# Given entries
++++++

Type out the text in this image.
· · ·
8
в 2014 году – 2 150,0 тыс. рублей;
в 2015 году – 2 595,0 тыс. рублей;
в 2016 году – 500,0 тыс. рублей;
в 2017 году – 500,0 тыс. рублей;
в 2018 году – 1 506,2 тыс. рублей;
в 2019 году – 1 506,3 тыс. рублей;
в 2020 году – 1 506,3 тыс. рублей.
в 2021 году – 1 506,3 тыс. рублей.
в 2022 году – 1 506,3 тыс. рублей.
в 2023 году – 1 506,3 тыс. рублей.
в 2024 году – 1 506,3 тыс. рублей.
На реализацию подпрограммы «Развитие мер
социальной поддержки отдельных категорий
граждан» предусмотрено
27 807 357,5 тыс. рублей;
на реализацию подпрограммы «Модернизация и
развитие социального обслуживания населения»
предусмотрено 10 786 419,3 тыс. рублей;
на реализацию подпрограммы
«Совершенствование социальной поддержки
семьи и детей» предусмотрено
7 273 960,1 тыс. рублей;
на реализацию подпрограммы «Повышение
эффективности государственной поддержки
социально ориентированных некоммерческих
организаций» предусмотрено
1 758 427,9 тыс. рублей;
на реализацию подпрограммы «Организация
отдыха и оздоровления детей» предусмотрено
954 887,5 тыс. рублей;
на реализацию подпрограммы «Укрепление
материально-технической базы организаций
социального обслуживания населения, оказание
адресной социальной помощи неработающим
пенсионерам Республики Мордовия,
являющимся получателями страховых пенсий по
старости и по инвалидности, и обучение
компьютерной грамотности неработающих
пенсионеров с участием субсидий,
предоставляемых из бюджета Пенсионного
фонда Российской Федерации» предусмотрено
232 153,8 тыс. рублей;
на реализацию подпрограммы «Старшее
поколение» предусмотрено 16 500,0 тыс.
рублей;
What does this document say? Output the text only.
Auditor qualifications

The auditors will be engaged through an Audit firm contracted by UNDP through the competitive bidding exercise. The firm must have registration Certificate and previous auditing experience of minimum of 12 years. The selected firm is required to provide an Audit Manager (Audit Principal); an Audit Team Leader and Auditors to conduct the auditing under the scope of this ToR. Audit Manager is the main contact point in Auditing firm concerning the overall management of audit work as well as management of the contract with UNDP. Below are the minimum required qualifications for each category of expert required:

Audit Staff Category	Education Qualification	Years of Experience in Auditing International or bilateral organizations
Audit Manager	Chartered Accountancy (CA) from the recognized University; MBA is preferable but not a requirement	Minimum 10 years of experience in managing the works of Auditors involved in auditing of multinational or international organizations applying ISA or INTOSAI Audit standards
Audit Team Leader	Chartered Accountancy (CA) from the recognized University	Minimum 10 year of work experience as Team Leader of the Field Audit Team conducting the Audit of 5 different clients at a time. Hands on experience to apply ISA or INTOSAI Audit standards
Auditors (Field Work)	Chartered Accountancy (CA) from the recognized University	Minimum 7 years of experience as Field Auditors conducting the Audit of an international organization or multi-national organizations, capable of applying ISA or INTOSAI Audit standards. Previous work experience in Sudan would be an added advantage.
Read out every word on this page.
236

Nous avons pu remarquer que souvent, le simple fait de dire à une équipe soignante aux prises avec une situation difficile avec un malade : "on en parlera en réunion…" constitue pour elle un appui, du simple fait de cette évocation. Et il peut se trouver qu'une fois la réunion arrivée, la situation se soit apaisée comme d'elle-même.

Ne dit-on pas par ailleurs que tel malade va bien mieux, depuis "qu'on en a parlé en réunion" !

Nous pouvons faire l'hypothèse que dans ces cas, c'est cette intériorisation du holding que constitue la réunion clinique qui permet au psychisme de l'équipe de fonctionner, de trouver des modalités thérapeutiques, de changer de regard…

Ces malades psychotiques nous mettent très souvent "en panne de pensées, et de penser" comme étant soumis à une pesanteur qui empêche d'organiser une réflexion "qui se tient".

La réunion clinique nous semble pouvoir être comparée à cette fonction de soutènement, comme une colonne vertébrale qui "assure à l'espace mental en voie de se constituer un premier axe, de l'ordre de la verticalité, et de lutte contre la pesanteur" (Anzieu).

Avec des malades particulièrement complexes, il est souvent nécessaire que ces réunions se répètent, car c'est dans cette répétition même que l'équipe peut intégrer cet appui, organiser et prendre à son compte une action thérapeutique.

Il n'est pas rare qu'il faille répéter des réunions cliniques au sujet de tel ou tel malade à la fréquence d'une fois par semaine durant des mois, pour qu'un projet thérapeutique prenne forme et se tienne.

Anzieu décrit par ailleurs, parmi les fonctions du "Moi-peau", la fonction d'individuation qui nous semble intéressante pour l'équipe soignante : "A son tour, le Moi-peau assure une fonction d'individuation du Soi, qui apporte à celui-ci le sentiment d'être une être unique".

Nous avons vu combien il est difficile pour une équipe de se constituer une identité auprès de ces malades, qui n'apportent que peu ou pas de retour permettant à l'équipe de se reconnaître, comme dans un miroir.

++++++

# Exercise task
Retype all the records, matching them exactly.

# Result for this task
Type out the text in this image.
· · ·
8
в 2014 году – 2 150,0 тыс. рублей;
в 2015 году – 2 595,0 тыс. рублей;
в 2016 году – 500,0 тыс. рублей;
в 2017 году – 500,0 тыс. рублей;
в 2018 году – 1 506,2 тыс. рублей;
в 2019 году – 1 506,3 тыс. рублей;
в 2020 году – 1 506,3 тыс. рублей.
в 2021 году – 1 506,3 тыс. рублей.
в 2022 году – 1 506,3 тыс. рублей.
в 2023 году – 1 506,3 тыс. рублей.
в 2024 году – 1 506,3 тыс. рублей.
На реализацию подпрограммы «Развитие мер
социальной поддержки отдельных категорий
граждан» предусмотрено
27 807 357,5 тыс. рублей;
на реализацию подпрограммы «Модернизация и
развитие социального обслуживания населения»
предусмотрено 10 786 419,3 тыс. рублей;
на реализацию подпрограммы
«Совершенствование социальной поддержки
семьи и детей» предусмотрено
7 273 960,1 тыс. рублей;
на реализацию подпрограммы «Повышение
эффективности государственной поддержки
социально ориентированных некоммерческих
организаций» предусмотрено
1 758 427,9 тыс. рублей;
на реализацию подпрограммы «Организация
отдыха и оздоровления детей» предусмотрено
954 887,5 тыс. рублей;
на реализацию подпрограммы «Укрепление
материально-технической базы организаций
социального обслуживания населения, оказание
адресной социальной помощи неработающим
пенсионерам Республики Мордовия,
являющимся получателями страховых пенсий по
старости и по инвалидности, и обучение
компьютерной грамотности неработающих
пенсионеров с участием субсидий,
предоставляемых из бюджета Пенсионного
фонда Российской Федерации» предусмотрено
232 153,8 тыс. рублей;
на реализацию подпрограммы «Старшее
поколение» предусмотрено 16 500,0 тыс.
рублей;
What does this document say? Output the text only.
Auditor qualifications

The auditors will be engaged through an Audit firm contracted by UNDP through the competitive bidding exercise. The firm must have registration Certificate and previous auditing experience of minimum of 12 years. The selected firm is required to provide an Audit Manager (Audit Principal); an Audit Team Leader and Auditors to conduct the auditing under the scope of this ToR. Audit Manager is the main contact point in Auditing firm concerning the overall management of audit work as well as management of the contract with UNDP. Below are the minimum required qualifications for each category of expert required:

Audit Staff Category	Education Qualification	Years of Experience in Auditing International or bilateral organizations
Audit Manager	Chartered Accountancy (CA) from the recognized University; MBA is preferable but not a requirement	Minimum 10 years of experience in managing the works of Auditors involved in auditing of multinational or international organizations applying ISA or INTOSAI Audit standards
Audit Team Leader	Chartered Accountancy (CA) from the recognized University	Minimum 10 year of work experience as Team Leader of the Field Audit Team conducting the Audit of 5 different clients at a time. Hands on experience to apply ISA or INTOSAI Audit standards
Auditors (Field Work)	Chartered Accountancy (CA) from the recognized University	Minimum 7 years of experience as Field Auditors conducting the Audit of an international organization or multi-national organizations, capable of applying ISA or INTOSAI Audit standards. Previous work experience in Sudan would be an added advantage.
Read out every word on this page.
236

Nous avons pu remarquer que souvent, le simple fait de dire à une équipe soignante aux prises avec une situation difficile avec un malade : "on en parlera en réunion…" constitue pour elle un appui, du simple fait de cette évocation. Et il peut se trouver qu'une fois la réunion arrivée, la situation se soit apaisée comme d'elle-même.

Ne dit-on pas par ailleurs que tel malade va bien mieux, depuis "qu'on en a parlé en réunion" !

Nous pouvons faire l'hypothèse que dans ces cas, c'est cette intériorisation du holding que constitue la réunion clinique qui permet au psychisme de l'équipe de fonctionner, de trouver des modalités thérapeutiques, de changer de regard…

Ces malades psychotiques nous mettent très souvent "en panne de pensées, et de penser" comme étant soumis à une pesanteur qui empêche d'organiser une réflexion "qui se tient".

La réunion clinique nous semble pouvoir être comparée à cette fonction de soutènement, comme une colonne vertébrale qui "assure à l'espace mental en voie de se constituer un premier axe, de l'ordre de la verticalité, et de lutte contre la pesanteur" (Anzieu).

Avec des malades particulièrement complexes, il est souvent nécessaire que ces réunions se répètent, car c'est dans cette répétition même que l'équipe peut intégrer cet appui, organiser et prendre à son compte une action thérapeutique.

Il n'est pas rare qu'il faille répéter des réunions cliniques au sujet de tel ou tel malade à la fréquence d'une fois par semaine durant des mois, pour qu'un projet thérapeutique prenne forme et se tienne.

Anzieu décrit par ailleurs, parmi les fonctions du "Moi-peau", la fonction d'individuation qui nous semble intéressante pour l'équipe soignante : "A son tour, le Moi-peau assure une fonction d'individuation du Soi, qui apporte à celui-ci le sentiment d'être une être unique".

Nous avons vu combien il est difficile pour une équipe de se constituer une identité auprès de ces malades, qui n'apportent que peu ou pas de retour permettant à l'équipe de se reconnaître, comme dans un miroir.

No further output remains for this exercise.